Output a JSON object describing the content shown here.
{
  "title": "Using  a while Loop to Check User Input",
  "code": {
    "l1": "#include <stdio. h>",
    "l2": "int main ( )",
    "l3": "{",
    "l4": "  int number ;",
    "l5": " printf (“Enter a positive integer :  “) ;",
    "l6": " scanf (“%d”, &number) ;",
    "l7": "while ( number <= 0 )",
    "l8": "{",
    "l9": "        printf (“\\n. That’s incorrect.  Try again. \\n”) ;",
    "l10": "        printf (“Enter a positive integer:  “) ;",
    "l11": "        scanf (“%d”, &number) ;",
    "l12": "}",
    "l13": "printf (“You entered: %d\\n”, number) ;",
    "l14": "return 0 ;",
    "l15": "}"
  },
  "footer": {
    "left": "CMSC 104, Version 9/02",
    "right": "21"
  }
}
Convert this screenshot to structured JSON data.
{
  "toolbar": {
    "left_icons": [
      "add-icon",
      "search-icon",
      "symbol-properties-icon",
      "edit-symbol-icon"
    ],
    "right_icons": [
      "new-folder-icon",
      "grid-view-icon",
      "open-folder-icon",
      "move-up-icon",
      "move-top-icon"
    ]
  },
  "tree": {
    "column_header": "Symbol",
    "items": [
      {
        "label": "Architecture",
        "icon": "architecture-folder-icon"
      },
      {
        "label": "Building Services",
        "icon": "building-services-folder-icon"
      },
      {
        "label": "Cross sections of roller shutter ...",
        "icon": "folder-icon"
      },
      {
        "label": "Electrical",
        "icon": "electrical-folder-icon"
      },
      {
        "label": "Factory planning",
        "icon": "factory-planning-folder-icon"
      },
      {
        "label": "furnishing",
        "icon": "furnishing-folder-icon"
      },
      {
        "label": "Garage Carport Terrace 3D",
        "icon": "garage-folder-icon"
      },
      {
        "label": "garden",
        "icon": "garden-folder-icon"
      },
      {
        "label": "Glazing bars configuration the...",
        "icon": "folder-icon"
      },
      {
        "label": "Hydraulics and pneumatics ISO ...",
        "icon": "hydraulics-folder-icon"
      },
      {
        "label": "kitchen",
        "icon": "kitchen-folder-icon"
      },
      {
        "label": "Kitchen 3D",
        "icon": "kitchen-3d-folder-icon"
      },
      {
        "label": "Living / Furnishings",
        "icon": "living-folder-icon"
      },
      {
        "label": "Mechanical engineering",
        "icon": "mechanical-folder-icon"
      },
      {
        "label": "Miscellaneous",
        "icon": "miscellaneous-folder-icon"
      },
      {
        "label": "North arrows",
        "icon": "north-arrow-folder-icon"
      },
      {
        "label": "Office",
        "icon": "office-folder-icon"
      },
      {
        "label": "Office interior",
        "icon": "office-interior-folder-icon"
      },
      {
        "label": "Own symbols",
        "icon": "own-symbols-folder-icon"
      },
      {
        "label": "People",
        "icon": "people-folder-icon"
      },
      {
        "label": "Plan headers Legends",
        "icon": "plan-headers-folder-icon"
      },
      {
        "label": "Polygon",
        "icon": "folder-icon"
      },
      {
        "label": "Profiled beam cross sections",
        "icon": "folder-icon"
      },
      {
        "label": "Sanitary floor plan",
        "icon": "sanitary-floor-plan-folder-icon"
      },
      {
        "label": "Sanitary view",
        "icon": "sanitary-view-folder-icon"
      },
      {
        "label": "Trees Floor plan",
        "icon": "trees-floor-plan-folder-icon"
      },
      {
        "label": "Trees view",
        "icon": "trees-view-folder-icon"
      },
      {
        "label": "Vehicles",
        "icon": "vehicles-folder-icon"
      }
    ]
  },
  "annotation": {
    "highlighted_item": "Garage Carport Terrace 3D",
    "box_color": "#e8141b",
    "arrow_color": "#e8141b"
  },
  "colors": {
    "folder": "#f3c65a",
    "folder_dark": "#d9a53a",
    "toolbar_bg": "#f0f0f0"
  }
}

Problem requirements: Check each line of the data above for the word "symbols" and say how many lines have it. Give the number alone.

Correct response: 2